■ **WHAT TO DO**: Take every line from the listing below that contains "save".

[Collected data entries]
-- -- --
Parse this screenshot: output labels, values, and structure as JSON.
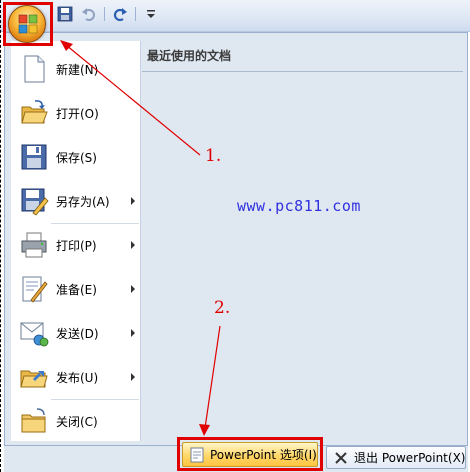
{
  "quick_access": {
    "icons": [
      "save-icon",
      "undo-icon",
      "redo-icon",
      "customize-dropdown-icon"
    ]
  },
  "menu": {
    "items": [
      {
        "label": "新建(N)",
        "icon": "new-document-icon",
        "submenu": false
      },
      {
        "label": "打开(O)",
        "icon": "open-folder-icon",
        "submenu": false
      },
      {
        "label": "保存(S)",
        "icon": "save-icon",
        "submenu": false
      },
      {
        "label": "另存为(A)",
        "icon": "save-as-icon",
        "submenu": true
      },
      {
        "label": "打印(P)",
        "icon": "printer-icon",
        "submenu": true
      },
      {
        "label": "准备(E)",
        "icon": "prepare-icon",
        "submenu": true
      },
      {
        "label": "发送(D)",
        "icon": "send-icon",
        "submenu": true
      },
      {
        "label": "发布(U)",
        "icon": "publish-icon",
        "submenu": true
      },
      {
        "label": "关闭(C)",
        "icon": "close-folder-icon",
        "submenu": false
      }
    ],
    "recent_header": "最近使用的文档"
  },
  "bottom": {
    "options_label": "PowerPoint 选项(I)",
    "exit_label": "退出 PowerPoint(X)"
  },
  "annotations": {
    "step1": "1.",
    "step2": "2.",
    "watermark": "www.pc811.com"
  },
  "colors": {
    "annotation_red": "#e00000",
    "watermark_blue": "#3030e0",
    "menu_background": "#dfe7f1"
  }
}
-- -- --
■ **RESPONSE FOR THIS EXERCISE**:
      "save-icon",
        "icon": "save-icon",
        "icon": "save-as-icon",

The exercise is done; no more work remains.